**BRIEF**
Check each line of the listing for the word "Reward" and report how many lines contain it, giving nothing but the number.

>>>

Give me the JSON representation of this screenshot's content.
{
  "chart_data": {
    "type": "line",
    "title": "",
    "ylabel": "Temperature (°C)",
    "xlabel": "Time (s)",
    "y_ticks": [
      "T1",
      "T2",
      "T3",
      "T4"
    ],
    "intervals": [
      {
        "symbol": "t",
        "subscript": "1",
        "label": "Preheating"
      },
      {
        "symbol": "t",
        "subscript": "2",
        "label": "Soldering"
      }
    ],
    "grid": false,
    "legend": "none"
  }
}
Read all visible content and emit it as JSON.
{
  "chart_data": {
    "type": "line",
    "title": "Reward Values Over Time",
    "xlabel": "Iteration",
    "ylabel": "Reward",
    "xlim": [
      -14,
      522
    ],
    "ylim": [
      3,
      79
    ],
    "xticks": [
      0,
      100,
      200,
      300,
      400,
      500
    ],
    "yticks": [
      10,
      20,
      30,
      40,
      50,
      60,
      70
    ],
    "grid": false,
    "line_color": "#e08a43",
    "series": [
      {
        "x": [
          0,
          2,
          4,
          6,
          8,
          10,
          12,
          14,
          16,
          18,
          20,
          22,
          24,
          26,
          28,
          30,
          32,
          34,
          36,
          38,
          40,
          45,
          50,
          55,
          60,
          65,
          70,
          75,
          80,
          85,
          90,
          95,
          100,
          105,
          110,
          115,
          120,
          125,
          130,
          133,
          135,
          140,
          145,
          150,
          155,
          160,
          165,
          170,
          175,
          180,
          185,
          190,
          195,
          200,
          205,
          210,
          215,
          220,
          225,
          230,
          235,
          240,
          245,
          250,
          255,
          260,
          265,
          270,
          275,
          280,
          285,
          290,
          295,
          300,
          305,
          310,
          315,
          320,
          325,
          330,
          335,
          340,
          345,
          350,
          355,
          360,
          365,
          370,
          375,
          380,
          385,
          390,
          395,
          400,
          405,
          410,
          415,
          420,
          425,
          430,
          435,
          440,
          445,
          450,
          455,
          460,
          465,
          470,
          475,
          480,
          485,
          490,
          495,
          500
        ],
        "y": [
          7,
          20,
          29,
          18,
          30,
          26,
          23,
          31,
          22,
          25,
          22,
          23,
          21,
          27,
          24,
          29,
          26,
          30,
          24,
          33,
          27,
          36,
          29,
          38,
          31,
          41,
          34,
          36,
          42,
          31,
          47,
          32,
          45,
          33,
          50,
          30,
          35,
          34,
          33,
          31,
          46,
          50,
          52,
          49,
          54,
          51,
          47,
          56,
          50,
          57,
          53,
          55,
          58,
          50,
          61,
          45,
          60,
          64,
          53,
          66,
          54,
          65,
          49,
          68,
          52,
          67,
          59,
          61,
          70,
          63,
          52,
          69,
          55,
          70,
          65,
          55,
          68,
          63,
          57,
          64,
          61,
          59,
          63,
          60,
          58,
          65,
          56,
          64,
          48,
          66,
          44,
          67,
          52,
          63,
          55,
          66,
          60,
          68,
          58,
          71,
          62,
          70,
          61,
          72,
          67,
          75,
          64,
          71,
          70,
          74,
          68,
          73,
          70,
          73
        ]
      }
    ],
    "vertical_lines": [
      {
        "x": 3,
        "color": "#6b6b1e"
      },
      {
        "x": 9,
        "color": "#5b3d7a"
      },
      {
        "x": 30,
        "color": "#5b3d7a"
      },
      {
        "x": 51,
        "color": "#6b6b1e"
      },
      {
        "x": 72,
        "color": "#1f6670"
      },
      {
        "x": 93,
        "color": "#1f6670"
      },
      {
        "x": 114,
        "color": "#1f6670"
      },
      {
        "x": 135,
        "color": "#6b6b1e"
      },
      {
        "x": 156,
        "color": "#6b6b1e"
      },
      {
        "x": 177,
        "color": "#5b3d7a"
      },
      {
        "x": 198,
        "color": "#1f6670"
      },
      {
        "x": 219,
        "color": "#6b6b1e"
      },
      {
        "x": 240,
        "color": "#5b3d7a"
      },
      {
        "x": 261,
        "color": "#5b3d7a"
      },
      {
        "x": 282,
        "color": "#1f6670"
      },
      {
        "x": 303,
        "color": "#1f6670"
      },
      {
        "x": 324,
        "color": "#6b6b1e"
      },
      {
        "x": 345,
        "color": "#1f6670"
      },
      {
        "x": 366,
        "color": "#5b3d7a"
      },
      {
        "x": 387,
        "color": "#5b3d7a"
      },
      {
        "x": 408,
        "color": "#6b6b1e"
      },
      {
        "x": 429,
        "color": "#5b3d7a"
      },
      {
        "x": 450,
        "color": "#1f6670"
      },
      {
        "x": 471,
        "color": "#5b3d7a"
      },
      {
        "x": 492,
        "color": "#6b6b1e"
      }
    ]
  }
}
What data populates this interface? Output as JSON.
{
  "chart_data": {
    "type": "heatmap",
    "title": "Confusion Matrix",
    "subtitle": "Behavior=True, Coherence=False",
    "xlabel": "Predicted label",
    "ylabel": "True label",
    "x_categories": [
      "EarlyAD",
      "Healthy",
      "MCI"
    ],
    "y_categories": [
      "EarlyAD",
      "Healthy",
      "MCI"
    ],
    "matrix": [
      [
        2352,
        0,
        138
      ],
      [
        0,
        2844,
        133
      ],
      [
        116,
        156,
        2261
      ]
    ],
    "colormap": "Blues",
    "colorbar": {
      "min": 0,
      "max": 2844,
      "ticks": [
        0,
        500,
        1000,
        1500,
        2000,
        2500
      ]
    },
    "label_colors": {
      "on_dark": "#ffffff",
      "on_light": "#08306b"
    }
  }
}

<<<

**TASK SOLUTION**
2